Dataset records
************
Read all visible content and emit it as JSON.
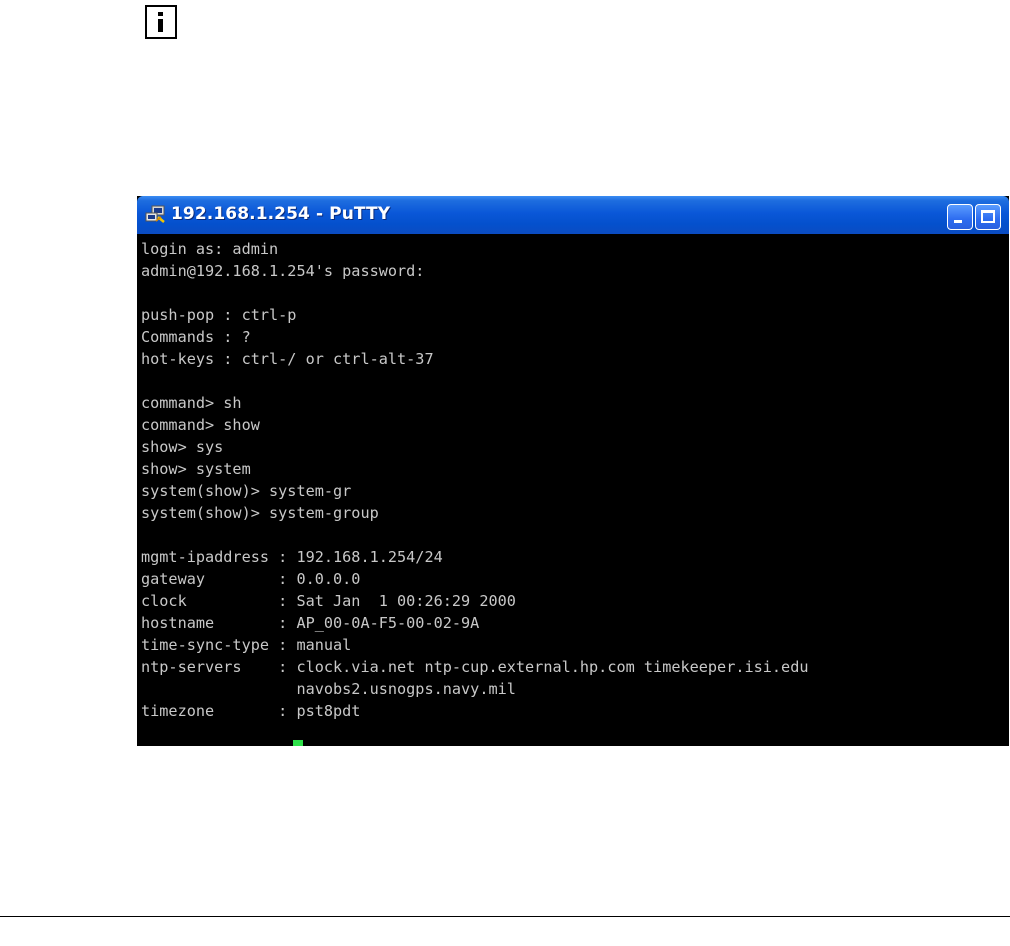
{
  "info_icon": {
    "icon": "info-icon"
  },
  "window": {
    "title": "192.168.1.254 - PuTTY",
    "app_icon": "putty-icon",
    "minimize_icon": "minimize-icon",
    "maximize_icon": "maximize-icon",
    "title_color": "#0450cc"
  },
  "terminal": {
    "text_color": "#c8c8c8",
    "cursor_color": "#2ee04a",
    "lines": [
      "login as: admin",
      "admin@192.168.1.254's password:",
      "",
      "push-pop : ctrl-p",
      "Commands : ?",
      "hot-keys : ctrl-/ or ctrl-alt-37",
      "",
      "command> sh",
      "command> show",
      "show> sys",
      "show> system",
      "system(show)> system-gr",
      "system(show)> system-group",
      "",
      "mgmt-ipaddress : 192.168.1.254/24",
      "gateway        : 0.0.0.0",
      "clock          : Sat Jan  1 00:26:29 2000",
      "hostname       : AP_00-0A-F5-00-02-9A",
      "time-sync-type : manual",
      "ntp-servers    : clock.via.net ntp-cup.external.hp.com timekeeper.isi.edu",
      "                 navobs2.usnogps.navy.mil",
      "timezone       : pst8pdt"
    ]
  }
}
************
■ What you are asked to do ■
Copy the records above exactly, omitting every picture.

■ Response to the task ■
Read all visible content and emit it as JSON.
{
  "info_icon": {
    "icon": "info-icon"
  },
  "window": {
    "title": "192.168.1.254 - PuTTY",
    "app_icon": "putty-icon",
    "minimize_icon": "minimize-icon",
    "maximize_icon": "maximize-icon",
    "title_color": "#0450cc"
  },
  "terminal": {
    "text_color": "#c8c8c8",
    "cursor_color": "#2ee04a",
    "lines": [
      "login as: admin",
      "admin@192.168.1.254's password:",
      "",
      "push-pop : ctrl-p",
      "Commands : ?",
      "hot-keys : ctrl-/ or ctrl-alt-37",
      "",
      "command> sh",
      "command> show",
      "show> sys",
      "show> system",
      "system(show)> system-gr",
      "system(show)> system-group",
      "",
      "mgmt-ipaddress : 192.168.1.254/24",
      "gateway        : 0.0.0.0",
      "clock          : Sat Jan  1 00:26:29 2000",
      "hostname       : AP_00-0A-F5-00-02-9A",
      "time-sync-type : manual",
      "ntp-servers    : clock.via.net ntp-cup.external.hp.com timekeeper.isi.edu",
      "                 navobs2.usnogps.navy.mil",
      "timezone       : pst8pdt"
    ]
  }
}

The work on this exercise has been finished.